━━ Task data
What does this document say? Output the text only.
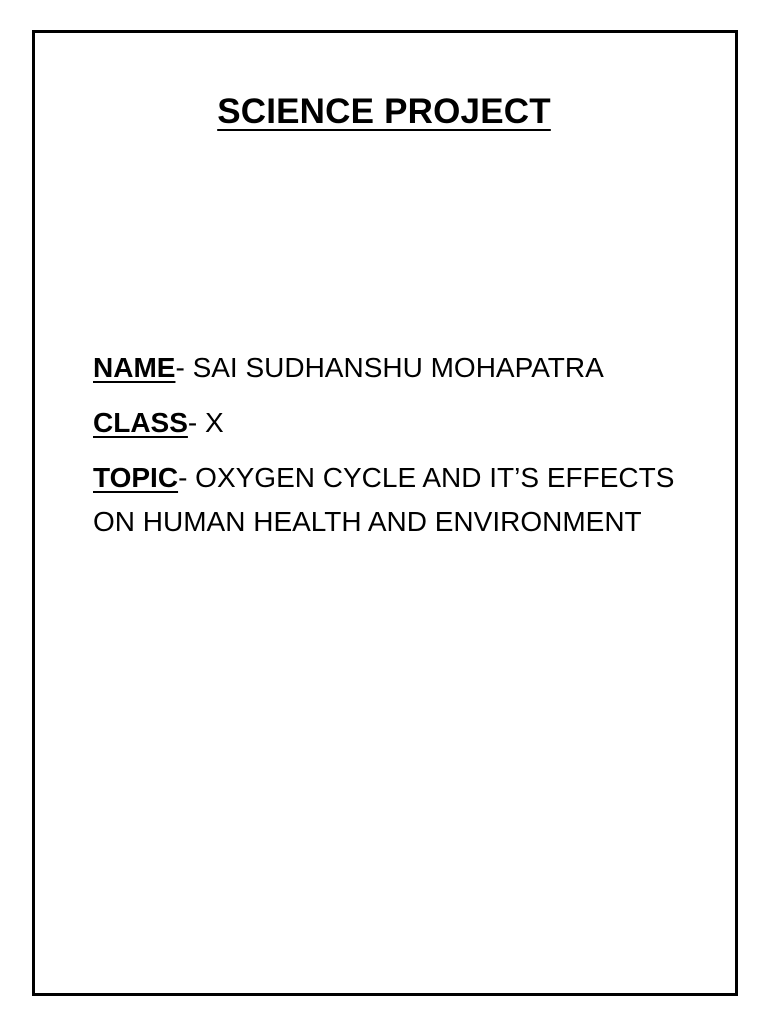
SCIENCE PROJECT
NAME- SAI SUDHANSHU MOHAPATRA
CLASS- X
TOPIC- OXYGEN CYCLE AND IT’S EFFECTS ON HUMAN HEALTH AND ENVIRONMENT
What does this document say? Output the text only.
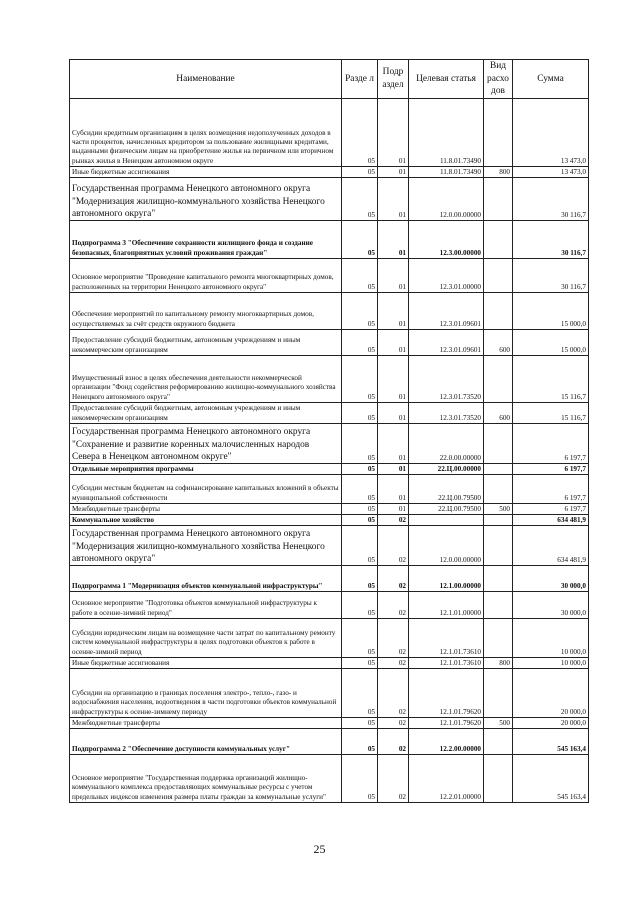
Наименование	Разде л	Подр аздел	Целевая статья	Вид расхо дов	Сумма
Субсидии кредитным организациям в целях возмещения недополученных доходов в части процентов, начисленных кредитором за пользование жилищными кредитами, выданными физическим лицам на приобретение жилья на первичном или вторичном рынках жилья в Ненецком автономном округе	05	01	11.8.01.73490		13 473,0
Иные бюджетные ассигнования	05	01	11.8.01.73490	800	13 473,0
Государственная программа Ненецкого автономного округа "Модернизация жилищно-коммунального хозяйства Ненецкого автономного округа"	05	01	12.0.00.00000		30 116,7
Подпрограмма 3 "Обеспечение сохранности жилищного фонда и создание безопасных, благоприятных условий проживания граждан"	05	01	12.3.00.00000		30 116,7
Основное мероприятие "Проведение капитального ремонта многоквартирных домов, расположенных на территории Ненецкого автономного округа"	05	01	12.3.01.00000		30 116,7
Обеспечение мероприятий по капитальному ремонту многоквартирных домов, осуществляемых за счёт средств окружного бюджета	05	01	12.3.01.09601		15 000,0
Предоставление субсидий бюджетным, автономным учреждениям и иным некоммерческим организациям	05	01	12.3.01.09601	600	15 000,0
Имущественный взнос в целях обеспечения деятельности некоммерческой организации "Фонд содействия реформированию жилищно-коммунального хозяйства Ненецкого автономного округа"	05	01	12.3.01.73520		15 116,7
Предоставление субсидий бюджетным, автономным учреждениям и иным некоммерческим организациям	05	01	12.3.01.73520	600	15 116,7
Государственная программа Ненецкого автономного округа "Сохранение и развитие коренных малочисленных народов Севера в Ненецком автономном округе"	05	01	22.0.00.00000		6 197,7
Отдельные мероприятия программы	05	01	22.Ц.00.00000		6 197,7
Субсидии местным бюджетам на софинансирование капитальных вложений в объекты муниципальной собственности	05	01	22.Ц.00.79500		6 197,7
Межбюджетные трансферты	05	01	22.Ц.00.79500	500	6 197,7
Коммунальное хозяйство	05	02			634 481,9
Государственная программа Ненецкого автономного округа "Модернизация жилищно-коммунального хозяйства Ненецкого автономного округа"	05	02	12.0.00.00000		634 481,9
Подпрограмма 1 "Модернизация объектов коммунальной инфраструктуры"	05	02	12.1.00.00000		30 000,0
Основное мероприятие "Подготовка объектов коммунальной инфраструктуры к работе в осенне-зимний период"	05	02	12.1.01.00000		30 000,0
Субсидии юридическим лицам на возмещение части затрат по капитальному ремонту систем коммунальной инфраструктуры в целях подготовки объектов к работе в осенне-зимний период	05	02	12.1.01.73610		10 000,0
Иные бюджетные ассигнования	05	02	12.1.01.73610	800	10 000,0
Субсидии на организацию в границах поселения электро-, тепло-, газо- и водоснабжения населения, водоотведения в части подготовки объектов коммунальной инфраструктуры к осенне-зимнему периоду	05	02	12.1.01.79620		20 000,0
Межбюджетные трансферты	05	02	12.1.01.79620	500	20 000,0
Подпрограмма 2 "Обеспечение доступности коммунальных услуг"	05	02	12.2.00.00000		545 163,4
Основное мероприятие "Государственная поддержка организаций жилищно-коммунального комплекса предоставляющих коммунальные ресурсы с учетом предельных индексов изменения размера платы граждан за коммунальные услуги"	05	02	12.2.01.00000		545 163,4
25
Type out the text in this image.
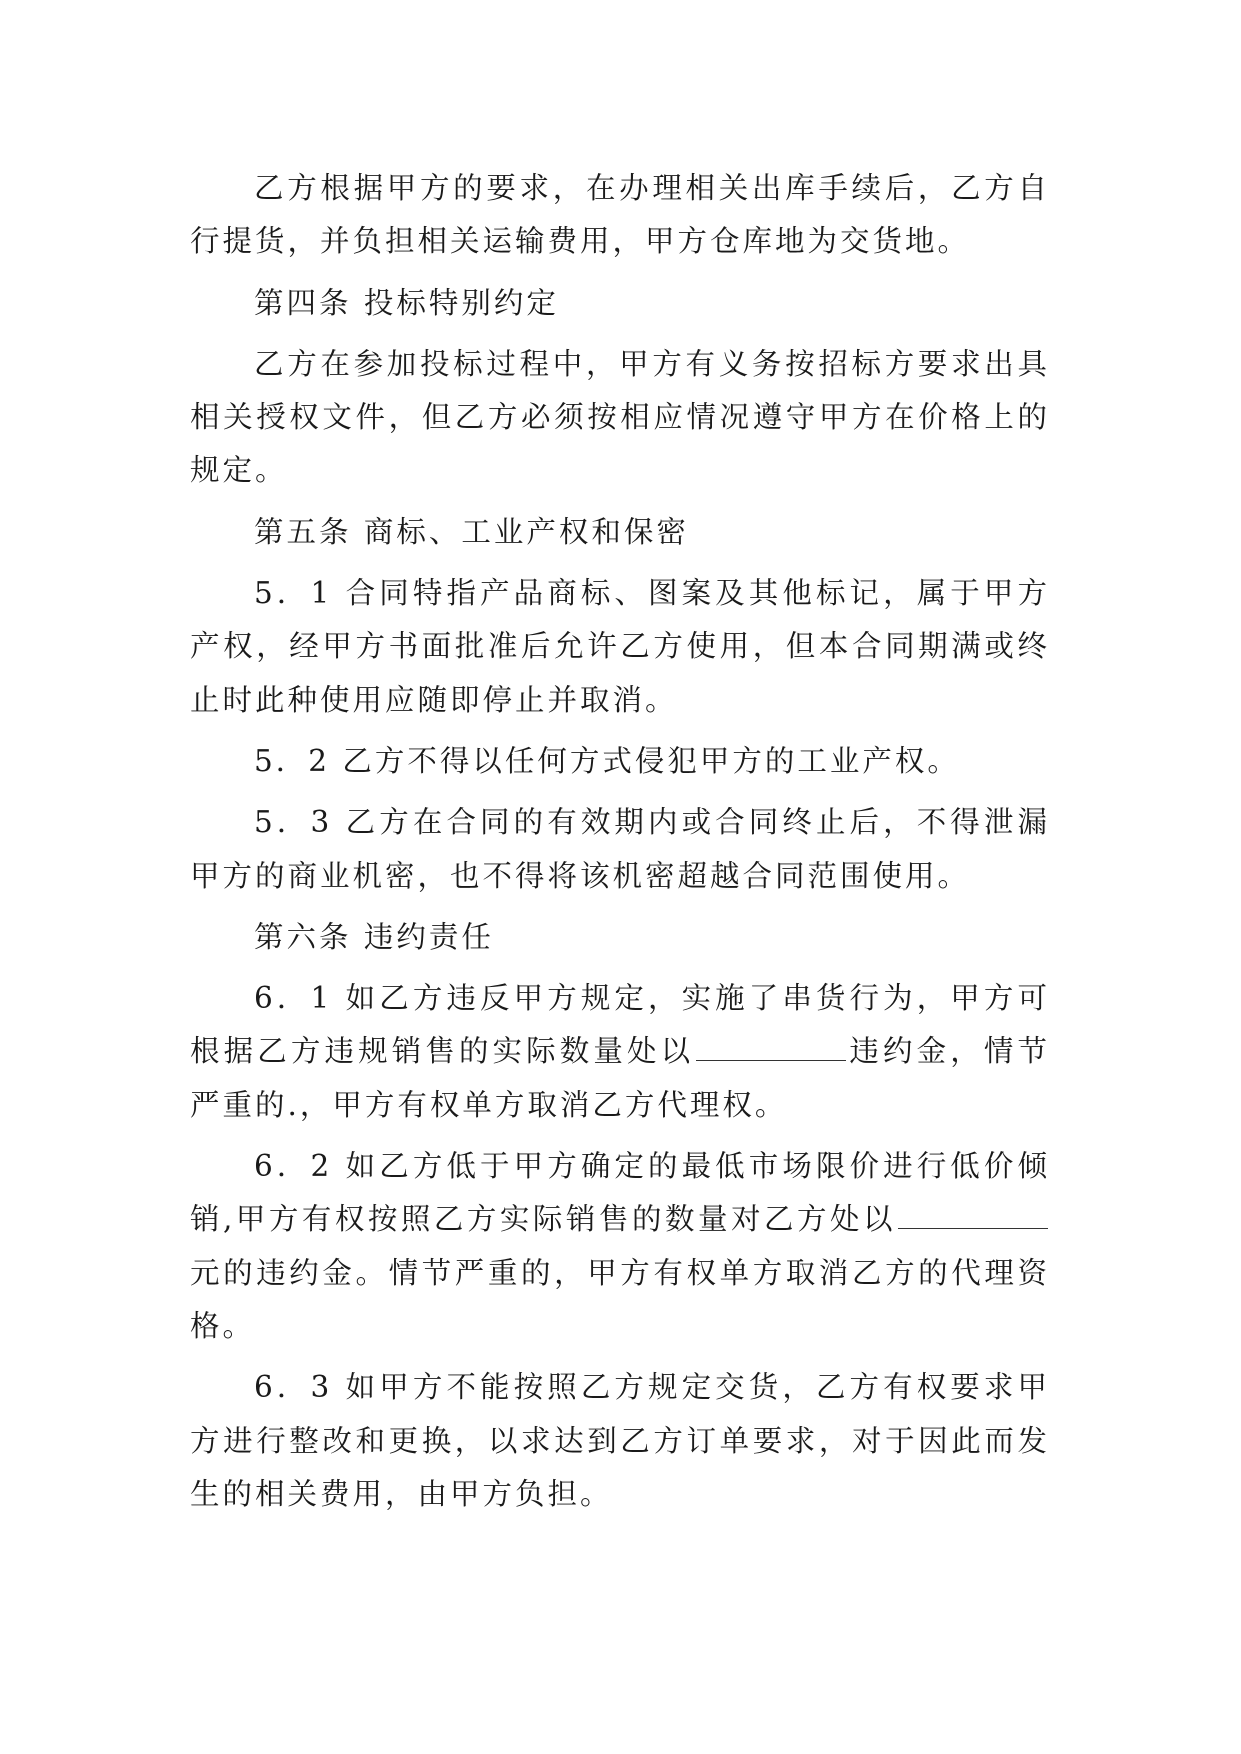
乙方根据甲方的要求，在办理相关出库手续后，乙方自行提货，并负担相关运输费用，甲方仓库地为交货地。

第四条 投标特别约定

乙方在参加投标过程中，甲方有义务按招标方要求出具相关授权文件，但乙方必须按相应情况遵守甲方在价格上的规定。

第五条 商标、工业产权和保密

5．1 合同特指产品商标、图案及其他标记，属于甲方产权，经甲方书面批准后允许乙方使用，但本合同期满或终止时此种使用应随即停止并取消。

5．2 乙方不得以任何方式侵犯甲方的工业产权。

5．3 乙方在合同的有效期内或合同终止后，不得泄漏甲方的商业机密，也不得将该机密超越合同范围使用。

第六条 违约责任

6．1 如乙方违反甲方规定，实施了串货行为，甲方可根据乙方违规销售的实际数量处以	违约金，情节严重的.，甲方有权单方取消乙方代理权。

6．2 如乙方低于甲方确定的最低市场限价进行低价倾销,甲方有权按照乙方实际销售的数量对乙方处以元的违约金。情节严重的，甲方有权单方取消乙方的代理资格。

6．3 如甲方不能按照乙方规定交货，乙方有权要求甲方进行整改和更换，以求达到乙方订单要求，对于因此而发生的相关费用，由甲方负担。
━━━━
Aim of the exercise>
Leave out the pictures and output every record above precisely as given.

Solution to this problem>
What does this document say? Output the text only.
SCIENCE PROJECT
NAME- SAI SUDHANSHU MOHAPATRA
CLASS- X
TOPIC- OXYGEN CYCLE AND IT’S EFFECTS ON HUMAN HEALTH AND ENVIRONMENT
What does this document say? Output the text only.
Наименование	Разде л	Подр аздел	Целевая статья	Вид расхо дов	Сумма
Субсидии кредитным организациям в целях возмещения недополученных доходов в части процентов, начисленных кредитором за пользование жилищными кредитами, выданными физическим лицам на приобретение жилья на первичном или вторичном рынках жилья в Ненецком автономном округе	05	01	11.8.01.73490		13 473,0
Иные бюджетные ассигнования	05	01	11.8.01.73490	800	13 473,0
Государственная программа Ненецкого автономного округа "Модернизация жилищно-коммунального хозяйства Ненецкого автономного округа"	05	01	12.0.00.00000		30 116,7
Подпрограмма 3 "Обеспечение сохранности жилищного фонда и создание безопасных, благоприятных условий проживания граждан"	05	01	12.3.00.00000		30 116,7
Основное мероприятие "Проведение капитального ремонта многоквартирных домов, расположенных на территории Ненецкого автономного округа"	05	01	12.3.01.00000		30 116,7
Обеспечение мероприятий по капитальному ремонту многоквартирных домов, осуществляемых за счёт средств окружного бюджета	05	01	12.3.01.09601		15 000,0
Предоставление субсидий бюджетным, автономным учреждениям и иным некоммерческим организациям	05	01	12.3.01.09601	600	15 000,0
Имущественный взнос в целях обеспечения деятельности некоммерческой организации "Фонд содействия реформированию жилищно-коммунального хозяйства Ненецкого автономного округа"	05	01	12.3.01.73520		15 116,7
Предоставление субсидий бюджетным, автономным учреждениям и иным некоммерческим организациям	05	01	12.3.01.73520	600	15 116,7
Государственная программа Ненецкого автономного округа "Сохранение и развитие коренных малочисленных народов Севера в Ненецком автономном округе"	05	01	22.0.00.00000		6 197,7
Отдельные мероприятия программы	05	01	22.Ц.00.00000		6 197,7
Субсидии местным бюджетам на софинансирование капитальных вложений в объекты муниципальной собственности	05	01	22.Ц.00.79500		6 197,7
Межбюджетные трансферты	05	01	22.Ц.00.79500	500	6 197,7
Коммунальное хозяйство	05	02			634 481,9
Государственная программа Ненецкого автономного округа "Модернизация жилищно-коммунального хозяйства Ненецкого автономного округа"	05	02	12.0.00.00000		634 481,9
Подпрограмма 1 "Модернизация объектов коммунальной инфраструктуры"	05	02	12.1.00.00000		30 000,0
Основное мероприятие "Подготовка объектов коммунальной инфраструктуры к работе в осенне-зимний период"	05	02	12.1.01.00000		30 000,0
Субсидии юридическим лицам на возмещение части затрат по капитальному ремонту систем коммунальной инфраструктуры в целях подготовки объектов к работе в осенне-зимний период	05	02	12.1.01.73610		10 000,0
Иные бюджетные ассигнования	05	02	12.1.01.73610	800	10 000,0
Субсидии на организацию в границах поселения электро-, тепло-, газо- и водоснабжения населения, водоотведения в части подготовки объектов коммунальной инфраструктуры к осенне-зимнему периоду	05	02	12.1.01.79620		20 000,0
Межбюджетные трансферты	05	02	12.1.01.79620	500	20 000,0
Подпрограмма 2 "Обеспечение доступности коммунальных услуг"	05	02	12.2.00.00000		545 163,4
Основное мероприятие "Государственная поддержка организаций жилищно-коммунального комплекса предоставляющих коммунальные ресурсы с учетом предельных индексов изменения размера платы граждан за коммунальные услуги"	05	02	12.2.01.00000		545 163,4
25
Type out the text in this image.
乙方根据甲方的要求，在办理相关出库手续后，乙方自行提货，并负担相关运输费用，甲方仓库地为交货地。

第四条 投标特别约定

乙方在参加投标过程中，甲方有义务按招标方要求出具相关授权文件，但乙方必须按相应情况遵守甲方在价格上的规定。

第五条 商标、工业产权和保密

5．1 合同特指产品商标、图案及其他标记，属于甲方产权，经甲方书面批准后允许乙方使用，但本合同期满或终止时此种使用应随即停止并取消。

5．2 乙方不得以任何方式侵犯甲方的工业产权。

5．3 乙方在合同的有效期内或合同终止后，不得泄漏甲方的商业机密，也不得将该机密超越合同范围使用。

第六条 违约责任

6．1 如乙方违反甲方规定，实施了串货行为，甲方可根据乙方违规销售的实际数量处以	违约金，情节严重的.，甲方有权单方取消乙方代理权。

6．2 如乙方低于甲方确定的最低市场限价进行低价倾销,甲方有权按照乙方实际销售的数量对乙方处以元的违约金。情节严重的，甲方有权单方取消乙方的代理资格。

6．3 如甲方不能按照乙方规定交货，乙方有权要求甲方进行整改和更换，以求达到乙方订单要求，对于因此而发生的相关费用，由甲方负担。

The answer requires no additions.